*Document section*:
Big Thief, “Certainty”
Need to lie here, need to leave/ Living in the debt of make-believe
Big Thief’s string of fall singles culminated last month in the announcement of a double album, slated for release early next year, that will feature 20 of the 50ish songs the band wrote since spending two weeks in the Vermont woods last July. Lead singer Adrianne Lenker told Mojo that the sylvan fortnight presented Big Thief “freedom to just play, and be fuller versions of ourselves,” without the stresses of touring and city life.
When I played “Certainty” for my parents in September, my dad said, “Somebody’s been listening to Bob Dylan.” And on the one hand that’s just the kind of thing that dads love to say, but it’s true that the new singles lean even further into American folksiness than previous Big Thief projects. When Lenker sings, over Buck Meek’s twanging guitar, that she is “crooked as a crow gnawing on dawn,” it’s hard not to think of Dylan’s imagery on “A Hard Rain’s A-Gonna Fall,” his six crooked highways and black, bleeding branches.

*Record excerpts*:

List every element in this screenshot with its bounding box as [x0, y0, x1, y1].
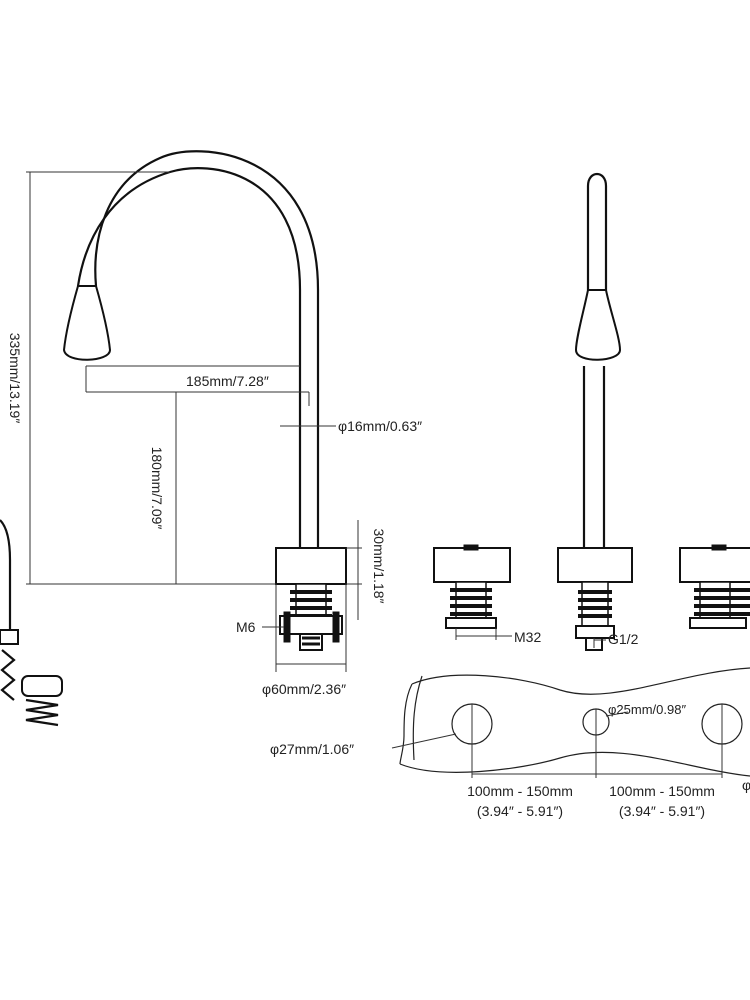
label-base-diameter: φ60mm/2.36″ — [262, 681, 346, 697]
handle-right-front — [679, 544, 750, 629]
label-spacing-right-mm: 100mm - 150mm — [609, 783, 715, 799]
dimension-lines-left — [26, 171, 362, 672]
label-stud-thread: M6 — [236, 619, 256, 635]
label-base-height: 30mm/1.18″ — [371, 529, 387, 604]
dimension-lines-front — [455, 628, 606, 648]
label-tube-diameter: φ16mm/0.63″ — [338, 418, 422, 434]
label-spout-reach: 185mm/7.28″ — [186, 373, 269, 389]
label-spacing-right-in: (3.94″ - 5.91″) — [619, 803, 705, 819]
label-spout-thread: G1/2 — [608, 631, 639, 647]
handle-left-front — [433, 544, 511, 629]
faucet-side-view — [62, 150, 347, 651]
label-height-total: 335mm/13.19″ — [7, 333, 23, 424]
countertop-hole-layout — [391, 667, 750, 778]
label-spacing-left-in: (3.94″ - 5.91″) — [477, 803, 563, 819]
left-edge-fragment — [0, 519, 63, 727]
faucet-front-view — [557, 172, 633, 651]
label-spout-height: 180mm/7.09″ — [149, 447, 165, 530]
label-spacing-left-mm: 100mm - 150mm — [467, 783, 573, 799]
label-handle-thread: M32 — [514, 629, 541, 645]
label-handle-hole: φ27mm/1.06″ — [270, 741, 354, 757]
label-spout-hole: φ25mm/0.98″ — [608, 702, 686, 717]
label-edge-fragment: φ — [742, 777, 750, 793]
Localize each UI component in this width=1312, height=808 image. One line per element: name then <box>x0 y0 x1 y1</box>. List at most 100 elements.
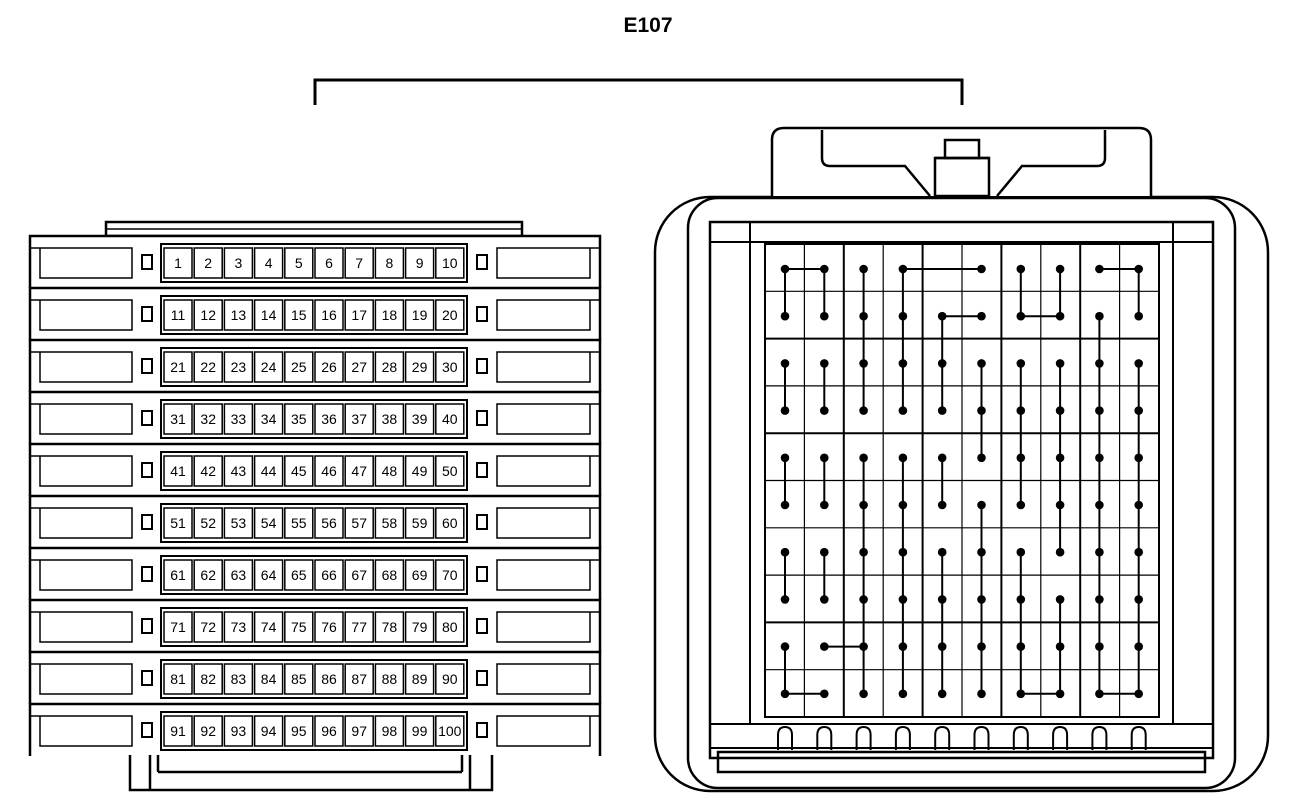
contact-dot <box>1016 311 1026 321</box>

*What you have to do*: In the review of Big Thief's "Certainty," switch "double album" to "triple album" and give the passage again, starting with "Need to lie" and going on through "and city life.".

*Answer in full*:
Need to lie here, need to leave/ Living in the debt of make-believe
Big Thief’s string of fall singles culminated last month in the announcement of a triple album, slated for release early next year, that will feature 20 of the 50ish songs the band wrote since spending two weeks in the Vermont woods last July. Lead singer Adrianne Lenker told Mojo that the sylvan fortnight presented Big Thief “freedom to just play, and be fuller versions of ourselves,” without the stresses of touring and city life.